*Aim*
Scan the data. Collect each line that contains the word "长此以往".

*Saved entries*
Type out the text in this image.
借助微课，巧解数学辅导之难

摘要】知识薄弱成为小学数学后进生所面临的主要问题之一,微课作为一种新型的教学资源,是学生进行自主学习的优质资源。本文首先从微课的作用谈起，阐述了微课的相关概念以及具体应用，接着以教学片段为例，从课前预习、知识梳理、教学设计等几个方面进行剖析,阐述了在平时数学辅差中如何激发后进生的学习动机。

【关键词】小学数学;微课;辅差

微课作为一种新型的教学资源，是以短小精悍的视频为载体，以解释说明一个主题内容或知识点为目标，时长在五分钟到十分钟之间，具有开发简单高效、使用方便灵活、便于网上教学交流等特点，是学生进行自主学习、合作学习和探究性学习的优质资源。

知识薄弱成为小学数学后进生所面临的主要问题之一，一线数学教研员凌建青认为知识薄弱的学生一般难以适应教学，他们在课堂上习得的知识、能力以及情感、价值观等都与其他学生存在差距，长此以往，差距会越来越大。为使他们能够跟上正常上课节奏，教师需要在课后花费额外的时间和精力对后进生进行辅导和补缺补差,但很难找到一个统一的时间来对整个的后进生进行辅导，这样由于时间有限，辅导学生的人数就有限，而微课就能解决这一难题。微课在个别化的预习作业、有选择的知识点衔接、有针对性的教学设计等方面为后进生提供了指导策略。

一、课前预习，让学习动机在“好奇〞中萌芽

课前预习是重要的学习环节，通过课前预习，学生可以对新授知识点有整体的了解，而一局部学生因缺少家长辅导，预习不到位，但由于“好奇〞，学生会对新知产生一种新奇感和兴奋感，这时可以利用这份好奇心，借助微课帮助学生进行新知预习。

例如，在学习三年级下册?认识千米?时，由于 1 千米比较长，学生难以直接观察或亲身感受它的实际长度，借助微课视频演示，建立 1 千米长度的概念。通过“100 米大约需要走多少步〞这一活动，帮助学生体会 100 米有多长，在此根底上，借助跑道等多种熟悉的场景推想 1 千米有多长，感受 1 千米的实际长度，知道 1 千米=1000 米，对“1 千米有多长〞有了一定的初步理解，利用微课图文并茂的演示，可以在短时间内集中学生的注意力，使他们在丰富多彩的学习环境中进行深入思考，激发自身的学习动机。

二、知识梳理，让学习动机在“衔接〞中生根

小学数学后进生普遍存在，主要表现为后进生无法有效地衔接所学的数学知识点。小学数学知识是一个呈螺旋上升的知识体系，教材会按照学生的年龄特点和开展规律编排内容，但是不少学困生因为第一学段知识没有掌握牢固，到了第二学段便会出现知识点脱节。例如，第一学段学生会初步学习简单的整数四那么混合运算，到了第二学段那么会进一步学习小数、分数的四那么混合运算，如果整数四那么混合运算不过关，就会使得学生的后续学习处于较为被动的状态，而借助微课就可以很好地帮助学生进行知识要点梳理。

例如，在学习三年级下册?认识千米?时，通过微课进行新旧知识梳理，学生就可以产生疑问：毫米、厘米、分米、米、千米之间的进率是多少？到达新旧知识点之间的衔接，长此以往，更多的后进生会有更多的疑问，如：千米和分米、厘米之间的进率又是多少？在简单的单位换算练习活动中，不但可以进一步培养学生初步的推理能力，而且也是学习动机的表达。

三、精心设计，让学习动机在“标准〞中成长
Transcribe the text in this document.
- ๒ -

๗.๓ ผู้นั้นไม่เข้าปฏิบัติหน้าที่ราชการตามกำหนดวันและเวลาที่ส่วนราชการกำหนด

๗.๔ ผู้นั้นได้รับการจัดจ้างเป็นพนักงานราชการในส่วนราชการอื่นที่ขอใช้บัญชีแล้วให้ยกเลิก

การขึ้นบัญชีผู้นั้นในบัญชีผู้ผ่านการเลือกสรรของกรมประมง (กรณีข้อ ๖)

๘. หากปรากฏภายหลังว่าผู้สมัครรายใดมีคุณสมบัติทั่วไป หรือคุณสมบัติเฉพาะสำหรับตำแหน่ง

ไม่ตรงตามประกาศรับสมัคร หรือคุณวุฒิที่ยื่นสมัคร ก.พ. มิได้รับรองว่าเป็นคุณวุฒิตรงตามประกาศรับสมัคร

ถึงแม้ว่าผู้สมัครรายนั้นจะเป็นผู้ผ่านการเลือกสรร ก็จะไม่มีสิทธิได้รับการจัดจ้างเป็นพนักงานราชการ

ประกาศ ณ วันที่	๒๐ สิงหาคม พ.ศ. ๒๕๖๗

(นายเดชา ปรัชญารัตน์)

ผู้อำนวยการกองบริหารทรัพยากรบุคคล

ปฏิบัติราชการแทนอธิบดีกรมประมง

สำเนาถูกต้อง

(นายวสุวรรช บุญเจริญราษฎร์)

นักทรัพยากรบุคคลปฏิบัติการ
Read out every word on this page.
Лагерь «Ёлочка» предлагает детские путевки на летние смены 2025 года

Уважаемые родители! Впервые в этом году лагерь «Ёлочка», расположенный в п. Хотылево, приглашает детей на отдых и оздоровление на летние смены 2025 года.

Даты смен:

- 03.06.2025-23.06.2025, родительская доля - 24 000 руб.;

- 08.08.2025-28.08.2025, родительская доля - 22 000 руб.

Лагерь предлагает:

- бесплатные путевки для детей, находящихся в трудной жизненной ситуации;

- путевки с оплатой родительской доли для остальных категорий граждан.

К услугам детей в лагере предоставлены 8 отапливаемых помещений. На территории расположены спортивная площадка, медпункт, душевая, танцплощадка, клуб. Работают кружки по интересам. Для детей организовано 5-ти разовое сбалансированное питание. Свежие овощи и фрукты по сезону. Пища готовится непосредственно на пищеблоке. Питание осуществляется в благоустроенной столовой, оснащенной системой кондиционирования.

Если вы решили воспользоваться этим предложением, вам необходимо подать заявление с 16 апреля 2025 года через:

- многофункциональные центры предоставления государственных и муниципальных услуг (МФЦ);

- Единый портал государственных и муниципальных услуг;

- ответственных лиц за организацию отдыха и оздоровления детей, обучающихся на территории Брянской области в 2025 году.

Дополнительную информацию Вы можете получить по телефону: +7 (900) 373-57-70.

*Task result*
知识薄弱成为小学数学后进生所面临的主要问题之一，一线数学教研员凌建青认为知识薄弱的学生一般难以适应教学，他们在课堂上习得的知识、能力以及情感、价值观等都与其他学生存在差距，长此以往，差距会越来越大。为使他们能够跟上正常上课节奏，教师需要在课后花费额外的时间和精力对后进生进行辅导和补缺补差,但很难找到一个统一的时间来对整个的后进生进行辅导，这样由于时间有限，辅导学生的人数就有限，而微课就能解决这一难题。微课在个别化的预习作业、有选择的知识点衔接、有针对性的教学设计等方面为后进生提供了指导策略。
例如，在学习三年级下册?认识千米?时，通过微课进行新旧知识梳理，学生就可以产生疑问：毫米、厘米、分米、米、千米之间的进率是多少？到达新旧知识点之间的衔接，长此以往，更多的后进生会有更多的疑问，如：千米和分米、厘米之间的进率又是多少？在简单的单位换算练习活动中，不但可以进一步培养学生初步的推理能力，而且也是学习动机的表达。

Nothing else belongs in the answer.